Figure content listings
☆ ☆ ☆ ☆ ☆

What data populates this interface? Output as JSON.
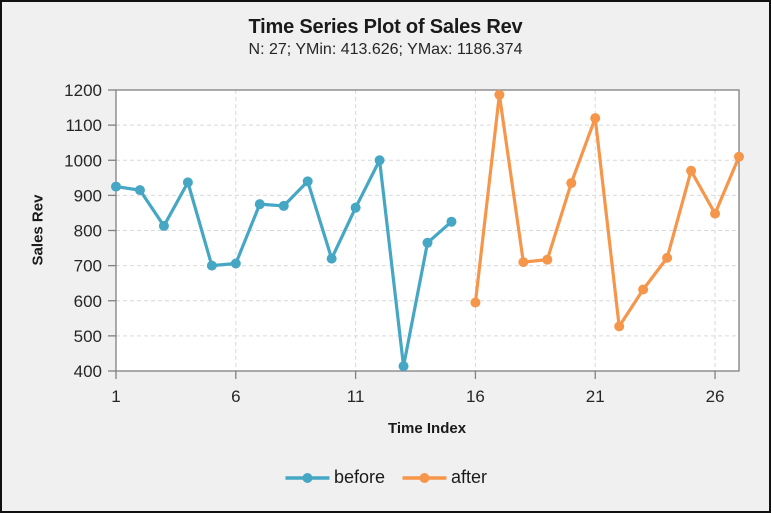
{
  "window": {
    "background": "#f0f0f0",
    "border_color": "#111111"
  },
  "colors": {
    "before_series": "#46A7C5",
    "after_series": "#F6964B",
    "gridline": "#d9d9d9",
    "axis": "#808080",
    "text": "#262626"
  },
  "chart_data": {
    "type": "line",
    "title": "Time Series Plot of Sales Rev",
    "subtitle": "N: 27; YMin: 413.626; YMax: 1186.374",
    "xlabel": "Time Index",
    "ylabel": "Sales Rev",
    "xlim": [
      1,
      27
    ],
    "ylim": [
      400,
      1200
    ],
    "x_ticks": [
      1,
      6,
      11,
      16,
      21,
      26
    ],
    "y_ticks": [
      400,
      500,
      600,
      700,
      800,
      900,
      1000,
      1100,
      1200
    ],
    "grid": true,
    "legend_position": "bottom",
    "series": [
      {
        "name": "before",
        "color": "#46A7C5",
        "x": [
          1,
          2,
          3,
          4,
          5,
          6,
          7,
          8,
          9,
          10,
          11,
          12,
          13,
          14,
          15
        ],
        "values": [
          925,
          915,
          813,
          937,
          700,
          706,
          875,
          870,
          940,
          720,
          865,
          1000,
          413.626,
          765,
          825
        ]
      },
      {
        "name": "after",
        "color": "#F6964B",
        "x": [
          16,
          17,
          18,
          19,
          20,
          21,
          22,
          23,
          24,
          25,
          26,
          27
        ],
        "values": [
          595,
          1186.374,
          710,
          717,
          935,
          1120,
          527,
          632,
          722,
          970,
          848,
          1010
        ]
      }
    ]
  }
}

☆ ☆ ☆ ☆ ☆

#### [Task details]
Reproduce the listing exactly. Leave its pictures out.

#### [Solution for this problem]
What data populates this interface? Output as JSON.
{
  "window": {
    "background": "#f0f0f0",
    "border_color": "#111111"
  },
  "colors": {
    "before_series": "#46A7C5",
    "after_series": "#F6964B",
    "gridline": "#d9d9d9",
    "axis": "#808080",
    "text": "#262626"
  },
  "chart_data": {
    "type": "line",
    "title": "Time Series Plot of Sales Rev",
    "subtitle": "N: 27; YMin: 413.626; YMax: 1186.374",
    "xlabel": "Time Index",
    "ylabel": "Sales Rev",
    "xlim": [
      1,
      27
    ],
    "ylim": [
      400,
      1200
    ],
    "x_ticks": [
      1,
      6,
      11,
      16,
      21,
      26
    ],
    "y_ticks": [
      400,
      500,
      600,
      700,
      800,
      900,
      1000,
      1100,
      1200
    ],
    "grid": true,
    "legend_position": "bottom",
    "series": [
      {
        "name": "before",
        "color": "#46A7C5",
        "x": [
          1,
          2,
          3,
          4,
          5,
          6,
          7,
          8,
          9,
          10,
          11,
          12,
          13,
          14,
          15
        ],
        "values": [
          925,
          915,
          813,
          937,
          700,
          706,
          875,
          870,
          940,
          720,
          865,
          1000,
          413.626,
          765,
          825
        ]
      },
      {
        "name": "after",
        "color": "#F6964B",
        "x": [
          16,
          17,
          18,
          19,
          20,
          21,
          22,
          23,
          24,
          25,
          26,
          27
        ],
        "values": [
          595,
          1186.374,
          710,
          717,
          935,
          1120,
          527,
          632,
          722,
          970,
          848,
          1010
        ]
      }
    ]
  }
}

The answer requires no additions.